● PROMPT
What is the number of lines holding the word "Sale"? Write that number and nothing else.

● MATERIAL SUPPLIED
------------------------------------------------------------------------

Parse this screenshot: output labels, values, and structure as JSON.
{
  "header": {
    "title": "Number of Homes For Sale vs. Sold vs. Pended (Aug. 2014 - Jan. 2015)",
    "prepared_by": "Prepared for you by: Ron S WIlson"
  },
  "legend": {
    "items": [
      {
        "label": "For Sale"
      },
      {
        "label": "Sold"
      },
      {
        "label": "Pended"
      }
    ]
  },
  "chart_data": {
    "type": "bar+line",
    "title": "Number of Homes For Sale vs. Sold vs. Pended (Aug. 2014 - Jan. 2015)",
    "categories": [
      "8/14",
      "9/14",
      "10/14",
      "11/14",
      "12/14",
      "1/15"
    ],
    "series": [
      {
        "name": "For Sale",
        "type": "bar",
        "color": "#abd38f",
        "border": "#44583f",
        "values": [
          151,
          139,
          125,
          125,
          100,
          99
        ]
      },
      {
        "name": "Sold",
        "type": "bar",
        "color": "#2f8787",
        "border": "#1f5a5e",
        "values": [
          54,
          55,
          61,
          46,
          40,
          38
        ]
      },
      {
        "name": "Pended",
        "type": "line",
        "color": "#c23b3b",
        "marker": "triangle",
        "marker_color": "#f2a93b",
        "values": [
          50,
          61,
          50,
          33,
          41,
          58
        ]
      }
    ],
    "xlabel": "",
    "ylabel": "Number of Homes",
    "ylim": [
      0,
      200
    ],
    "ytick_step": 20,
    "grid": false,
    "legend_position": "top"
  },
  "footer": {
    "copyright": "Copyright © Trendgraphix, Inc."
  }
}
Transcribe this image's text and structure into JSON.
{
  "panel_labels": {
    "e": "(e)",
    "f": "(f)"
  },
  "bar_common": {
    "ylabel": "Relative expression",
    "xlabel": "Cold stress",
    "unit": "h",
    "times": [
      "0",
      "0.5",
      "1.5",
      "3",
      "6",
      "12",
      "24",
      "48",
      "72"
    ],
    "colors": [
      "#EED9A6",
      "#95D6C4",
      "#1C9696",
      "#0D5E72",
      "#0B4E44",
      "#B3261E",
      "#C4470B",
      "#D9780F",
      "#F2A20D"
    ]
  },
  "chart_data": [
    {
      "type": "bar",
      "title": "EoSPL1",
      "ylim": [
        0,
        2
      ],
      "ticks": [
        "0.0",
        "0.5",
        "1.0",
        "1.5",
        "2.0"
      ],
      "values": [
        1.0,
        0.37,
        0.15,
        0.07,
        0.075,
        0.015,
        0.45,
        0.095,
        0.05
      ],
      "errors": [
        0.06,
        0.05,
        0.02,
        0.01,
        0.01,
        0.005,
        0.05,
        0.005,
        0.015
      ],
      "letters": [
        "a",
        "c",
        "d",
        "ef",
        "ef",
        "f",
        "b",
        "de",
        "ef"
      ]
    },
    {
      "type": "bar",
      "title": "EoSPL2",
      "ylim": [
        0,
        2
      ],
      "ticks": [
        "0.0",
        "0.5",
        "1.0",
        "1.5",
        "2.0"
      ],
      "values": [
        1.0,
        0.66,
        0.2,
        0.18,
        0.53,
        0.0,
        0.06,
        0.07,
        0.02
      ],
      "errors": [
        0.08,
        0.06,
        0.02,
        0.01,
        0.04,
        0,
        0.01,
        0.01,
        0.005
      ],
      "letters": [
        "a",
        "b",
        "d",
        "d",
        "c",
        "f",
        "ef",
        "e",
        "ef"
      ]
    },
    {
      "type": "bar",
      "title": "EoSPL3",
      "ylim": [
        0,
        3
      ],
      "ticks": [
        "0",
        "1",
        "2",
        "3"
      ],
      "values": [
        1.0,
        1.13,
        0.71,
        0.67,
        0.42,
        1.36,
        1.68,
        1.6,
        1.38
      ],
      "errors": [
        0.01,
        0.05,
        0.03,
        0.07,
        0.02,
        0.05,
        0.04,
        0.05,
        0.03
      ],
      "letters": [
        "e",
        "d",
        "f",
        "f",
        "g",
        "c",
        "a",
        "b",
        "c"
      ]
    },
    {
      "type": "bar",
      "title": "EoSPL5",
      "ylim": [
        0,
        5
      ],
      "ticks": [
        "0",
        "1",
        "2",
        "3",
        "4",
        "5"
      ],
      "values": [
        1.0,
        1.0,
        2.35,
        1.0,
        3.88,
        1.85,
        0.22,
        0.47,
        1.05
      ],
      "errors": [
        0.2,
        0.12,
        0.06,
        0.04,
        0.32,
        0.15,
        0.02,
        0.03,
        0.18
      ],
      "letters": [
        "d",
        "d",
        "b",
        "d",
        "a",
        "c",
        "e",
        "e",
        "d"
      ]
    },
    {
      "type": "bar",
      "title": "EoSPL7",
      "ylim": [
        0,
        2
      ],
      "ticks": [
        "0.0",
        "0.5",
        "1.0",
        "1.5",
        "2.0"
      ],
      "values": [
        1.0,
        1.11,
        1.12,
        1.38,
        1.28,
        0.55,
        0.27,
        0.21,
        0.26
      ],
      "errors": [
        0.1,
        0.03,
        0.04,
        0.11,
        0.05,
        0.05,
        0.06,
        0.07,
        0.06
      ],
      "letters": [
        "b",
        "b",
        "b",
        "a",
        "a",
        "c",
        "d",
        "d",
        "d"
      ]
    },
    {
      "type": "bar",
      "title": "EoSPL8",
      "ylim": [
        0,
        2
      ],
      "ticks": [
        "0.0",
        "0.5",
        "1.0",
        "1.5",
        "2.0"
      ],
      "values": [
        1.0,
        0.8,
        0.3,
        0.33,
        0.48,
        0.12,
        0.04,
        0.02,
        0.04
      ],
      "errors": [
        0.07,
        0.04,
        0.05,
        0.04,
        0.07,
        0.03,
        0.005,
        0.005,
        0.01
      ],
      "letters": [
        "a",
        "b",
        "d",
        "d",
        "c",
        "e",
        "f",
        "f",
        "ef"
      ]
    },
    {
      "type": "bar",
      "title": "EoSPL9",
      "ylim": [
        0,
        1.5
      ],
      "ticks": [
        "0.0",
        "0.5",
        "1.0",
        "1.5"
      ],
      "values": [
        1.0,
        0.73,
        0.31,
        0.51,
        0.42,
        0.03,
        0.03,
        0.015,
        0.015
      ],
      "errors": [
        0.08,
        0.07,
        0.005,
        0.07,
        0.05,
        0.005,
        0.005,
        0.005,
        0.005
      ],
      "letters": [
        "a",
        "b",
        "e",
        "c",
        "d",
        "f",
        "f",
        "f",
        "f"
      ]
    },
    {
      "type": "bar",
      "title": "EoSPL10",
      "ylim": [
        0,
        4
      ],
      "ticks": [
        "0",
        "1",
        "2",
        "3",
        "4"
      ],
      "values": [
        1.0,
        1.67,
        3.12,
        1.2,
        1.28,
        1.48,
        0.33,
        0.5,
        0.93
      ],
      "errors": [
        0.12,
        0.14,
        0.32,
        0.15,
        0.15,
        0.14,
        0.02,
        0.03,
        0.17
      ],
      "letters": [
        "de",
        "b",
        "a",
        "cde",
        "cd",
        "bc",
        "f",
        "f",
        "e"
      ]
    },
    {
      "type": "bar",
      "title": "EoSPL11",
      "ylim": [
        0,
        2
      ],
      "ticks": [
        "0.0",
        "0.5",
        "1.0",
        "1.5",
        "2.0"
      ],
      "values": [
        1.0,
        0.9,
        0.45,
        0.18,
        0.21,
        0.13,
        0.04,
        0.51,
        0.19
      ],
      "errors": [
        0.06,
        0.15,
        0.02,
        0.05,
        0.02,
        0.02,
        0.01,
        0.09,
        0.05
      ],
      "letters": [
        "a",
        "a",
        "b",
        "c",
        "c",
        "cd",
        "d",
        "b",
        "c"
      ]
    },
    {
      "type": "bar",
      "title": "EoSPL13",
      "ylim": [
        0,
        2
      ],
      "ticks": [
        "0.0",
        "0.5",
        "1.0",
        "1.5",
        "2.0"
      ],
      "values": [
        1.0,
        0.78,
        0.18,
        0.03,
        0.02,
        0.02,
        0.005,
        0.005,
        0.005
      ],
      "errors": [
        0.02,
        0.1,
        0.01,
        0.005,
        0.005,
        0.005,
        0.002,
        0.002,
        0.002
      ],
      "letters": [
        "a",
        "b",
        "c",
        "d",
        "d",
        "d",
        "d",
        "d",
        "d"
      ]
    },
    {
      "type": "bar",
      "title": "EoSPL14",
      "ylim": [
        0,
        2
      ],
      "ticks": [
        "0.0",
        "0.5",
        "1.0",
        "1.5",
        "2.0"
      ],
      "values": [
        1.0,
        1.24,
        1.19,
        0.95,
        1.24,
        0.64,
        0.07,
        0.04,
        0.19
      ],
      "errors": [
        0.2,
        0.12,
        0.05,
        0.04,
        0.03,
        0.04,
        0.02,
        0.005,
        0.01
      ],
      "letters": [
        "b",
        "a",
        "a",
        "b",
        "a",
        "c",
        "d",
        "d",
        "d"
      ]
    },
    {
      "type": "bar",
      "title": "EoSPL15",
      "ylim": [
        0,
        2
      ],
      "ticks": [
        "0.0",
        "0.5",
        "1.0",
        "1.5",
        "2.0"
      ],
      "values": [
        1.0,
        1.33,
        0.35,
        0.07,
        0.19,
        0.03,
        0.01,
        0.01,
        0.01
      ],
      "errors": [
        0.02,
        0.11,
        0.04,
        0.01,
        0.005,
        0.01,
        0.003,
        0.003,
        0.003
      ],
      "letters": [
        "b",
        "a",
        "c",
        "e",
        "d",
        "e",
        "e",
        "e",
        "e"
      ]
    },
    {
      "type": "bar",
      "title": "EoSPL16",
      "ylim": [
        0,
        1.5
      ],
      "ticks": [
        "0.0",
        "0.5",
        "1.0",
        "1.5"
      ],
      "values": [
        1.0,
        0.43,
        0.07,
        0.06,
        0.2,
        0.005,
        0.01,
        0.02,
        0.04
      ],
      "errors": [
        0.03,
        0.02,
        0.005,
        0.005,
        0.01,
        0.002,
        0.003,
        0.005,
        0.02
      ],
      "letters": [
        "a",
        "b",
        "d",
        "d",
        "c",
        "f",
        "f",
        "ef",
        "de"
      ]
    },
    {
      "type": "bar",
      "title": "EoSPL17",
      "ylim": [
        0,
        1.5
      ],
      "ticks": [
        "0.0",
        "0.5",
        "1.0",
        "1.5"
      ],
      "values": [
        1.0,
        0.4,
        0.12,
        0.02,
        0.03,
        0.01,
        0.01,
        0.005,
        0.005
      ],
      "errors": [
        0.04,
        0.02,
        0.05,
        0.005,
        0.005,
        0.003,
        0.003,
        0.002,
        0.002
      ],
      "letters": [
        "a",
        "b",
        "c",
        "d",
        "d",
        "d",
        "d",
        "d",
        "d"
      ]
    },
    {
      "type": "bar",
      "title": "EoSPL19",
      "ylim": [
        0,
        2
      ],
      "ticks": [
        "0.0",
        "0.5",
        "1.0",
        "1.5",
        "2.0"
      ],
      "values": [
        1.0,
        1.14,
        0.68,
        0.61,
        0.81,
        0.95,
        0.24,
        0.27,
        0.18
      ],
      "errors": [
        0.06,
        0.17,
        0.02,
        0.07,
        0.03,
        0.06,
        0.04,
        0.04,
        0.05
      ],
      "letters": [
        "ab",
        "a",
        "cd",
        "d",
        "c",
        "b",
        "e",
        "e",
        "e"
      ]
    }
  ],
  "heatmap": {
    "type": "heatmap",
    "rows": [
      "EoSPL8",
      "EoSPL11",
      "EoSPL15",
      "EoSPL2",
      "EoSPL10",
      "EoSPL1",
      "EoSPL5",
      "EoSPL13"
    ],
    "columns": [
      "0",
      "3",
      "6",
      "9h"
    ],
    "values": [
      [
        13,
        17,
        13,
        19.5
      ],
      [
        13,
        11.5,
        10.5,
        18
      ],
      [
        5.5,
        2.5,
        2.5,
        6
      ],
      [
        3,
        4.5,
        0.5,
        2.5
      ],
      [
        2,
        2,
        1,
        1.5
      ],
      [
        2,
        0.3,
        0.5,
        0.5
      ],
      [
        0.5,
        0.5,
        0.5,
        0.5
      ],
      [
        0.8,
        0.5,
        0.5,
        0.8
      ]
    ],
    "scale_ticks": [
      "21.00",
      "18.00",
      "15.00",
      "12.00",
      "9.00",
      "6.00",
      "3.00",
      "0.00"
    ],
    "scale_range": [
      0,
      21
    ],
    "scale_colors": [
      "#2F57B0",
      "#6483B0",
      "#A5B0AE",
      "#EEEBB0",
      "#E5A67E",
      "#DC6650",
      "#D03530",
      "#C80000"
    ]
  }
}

------------------------------------------------------------------------

● SOLUTION
4